* [Set task]: Every entry must be repeated exactly. Exclude all pictures.

* [Material for this task]:
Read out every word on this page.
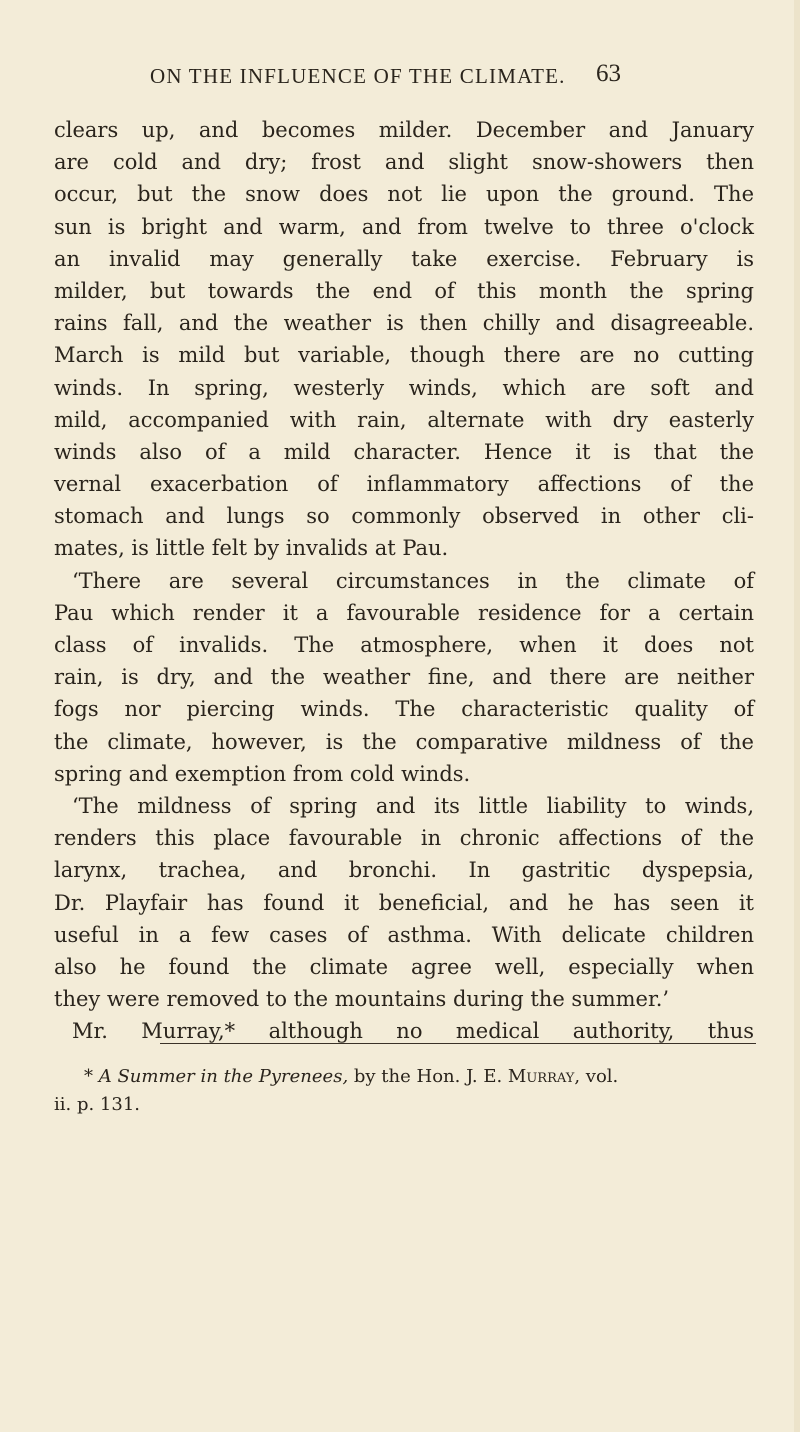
ON THE INFLUENCE OF THE CLIMATE. 63
clears up, and becomes milder. December and January
are cold and dry; frost and slight snow-showers then
occur, but the snow does not lie upon the ground. The
sun is bright and warm, and from twelve to three o'clock
an invalid may generally take exercise. February is
milder, but towards the end of this month the spring
rains fall, and the weather is then chilly and disagreeable.
March is mild but variable, though there are no cutting
winds. In spring, westerly winds, which are soft and
mild, accompanied with rain, alternate with dry easterly
winds also of a mild character. Hence it is that the
vernal exacerbation of inflammatory affections of the
stomach and lungs so commonly observed in other cli-
mates, is little felt by invalids at Pau.
‘There are several circumstances in the climate of
Pau which render it a favourable residence for a certain
class of invalids. The atmosphere, when it does not
rain, is dry, and the weather fine, and there are neither
fogs nor piercing winds. The characteristic quality of
the climate, however, is the comparative mildness of the
spring and exemption from cold winds.
‘The mildness of spring and its little liability to winds,
renders this place favourable in chronic affections of the
larynx, trachea, and bronchi. In gastritic dyspepsia,
Dr. Playfair has found it beneficial, and he has seen it
useful in a few cases of asthma. With delicate children
also he found the climate agree well, especially when
they were removed to the mountains during the summer.’
Mr. Murray,* although no medical authority, thus
* A Summer in the Pyrenees, by the Hon. J. E. Murray, vol.
ii. p. 131.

* [Task answer]:
Read out every word on this page.
ON THE INFLUENCE OF THE CLIMATE. 63
clears up, and becomes milder. December and January
are cold and dry; frost and slight snow-showers then
occur, but the snow does not lie upon the ground. The
sun is bright and warm, and from twelve to three o'clock
an invalid may generally take exercise. February is
milder, but towards the end of this month the spring
rains fall, and the weather is then chilly and disagreeable.
March is mild but variable, though there are no cutting
winds. In spring, westerly winds, which are soft and
mild, accompanied with rain, alternate with dry easterly
winds also of a mild character. Hence it is that the
vernal exacerbation of inflammatory affections of the
stomach and lungs so commonly observed in other cli-
mates, is little felt by invalids at Pau.
‘There are several circumstances in the climate of
Pau which render it a favourable residence for a certain
class of invalids. The atmosphere, when it does not
rain, is dry, and the weather fine, and there are neither
fogs nor piercing winds. The characteristic quality of
the climate, however, is the comparative mildness of the
spring and exemption from cold winds.
‘The mildness of spring and its little liability to winds,
renders this place favourable in chronic affections of the
larynx, trachea, and bronchi. In gastritic dyspepsia,
Dr. Playfair has found it beneficial, and he has seen it
useful in a few cases of asthma. With delicate children
also he found the climate agree well, especially when
they were removed to the mountains during the summer.’
Mr. Murray,* although no medical authority, thus
* A Summer in the Pyrenees, by the Hon. J. E. Murray, vol.
ii. p. 131.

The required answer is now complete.